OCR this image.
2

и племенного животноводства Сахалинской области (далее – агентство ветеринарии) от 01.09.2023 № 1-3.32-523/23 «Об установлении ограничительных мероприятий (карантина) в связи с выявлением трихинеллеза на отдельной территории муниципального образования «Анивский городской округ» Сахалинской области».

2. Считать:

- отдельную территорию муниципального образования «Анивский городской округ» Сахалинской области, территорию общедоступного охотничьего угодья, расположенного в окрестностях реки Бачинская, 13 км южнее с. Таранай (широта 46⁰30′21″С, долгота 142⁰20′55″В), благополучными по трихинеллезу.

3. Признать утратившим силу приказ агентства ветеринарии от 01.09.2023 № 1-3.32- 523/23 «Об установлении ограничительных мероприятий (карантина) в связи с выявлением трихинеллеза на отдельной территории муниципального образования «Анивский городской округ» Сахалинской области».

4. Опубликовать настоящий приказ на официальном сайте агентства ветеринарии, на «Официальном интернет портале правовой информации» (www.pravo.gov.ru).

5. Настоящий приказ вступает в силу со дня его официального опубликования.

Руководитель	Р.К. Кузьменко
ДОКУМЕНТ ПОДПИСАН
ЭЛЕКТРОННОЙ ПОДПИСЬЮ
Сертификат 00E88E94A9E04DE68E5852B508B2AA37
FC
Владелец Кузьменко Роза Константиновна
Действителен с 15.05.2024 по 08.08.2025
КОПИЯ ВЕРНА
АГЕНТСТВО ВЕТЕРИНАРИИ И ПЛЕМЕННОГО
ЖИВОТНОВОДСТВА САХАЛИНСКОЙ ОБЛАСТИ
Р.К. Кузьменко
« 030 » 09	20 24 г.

******************************

EXERCISE DESCRIPTION:
Exactly reproduce every line of the records.

RESPONSE:
OCR this image.
2

и племенного животноводства Сахалинской области (далее – агентство ветеринарии) от 01.09.2023 № 1-3.32-523/23 «Об установлении ограничительных мероприятий (карантина) в связи с выявлением трихинеллеза на отдельной территории муниципального образования «Анивский городской округ» Сахалинской области».

2. Считать:

- отдельную территорию муниципального образования «Анивский городской округ» Сахалинской области, территорию общедоступного охотничьего угодья, расположенного в окрестностях реки Бачинская, 13 км южнее с. Таранай (широта 46⁰30′21″С, долгота 142⁰20′55″В), благополучными по трихинеллезу.

3. Признать утратившим силу приказ агентства ветеринарии от 01.09.2023 № 1-3.32- 523/23 «Об установлении ограничительных мероприятий (карантина) в связи с выявлением трихинеллеза на отдельной территории муниципального образования «Анивский городской округ» Сахалинской области».

4. Опубликовать настоящий приказ на официальном сайте агентства ветеринарии, на «Официальном интернет портале правовой информации» (www.pravo.gov.ru).

5. Настоящий приказ вступает в силу со дня его официального опубликования.

Руководитель	Р.К. Кузьменко
ДОКУМЕНТ ПОДПИСАН
ЭЛЕКТРОННОЙ ПОДПИСЬЮ
Сертификат 00E88E94A9E04DE68E5852B508B2AA37
FC
Владелец Кузьменко Роза Константиновна
Действителен с 15.05.2024 по 08.08.2025
КОПИЯ ВЕРНА
АГЕНТСТВО ВЕТЕРИНАРИИ И ПЛЕМЕННОГО
ЖИВОТНОВОДСТВА САХАЛИНСКОЙ ОБЛАСТИ
Р.К. Кузьменко
« 030 » 09	20 24 г.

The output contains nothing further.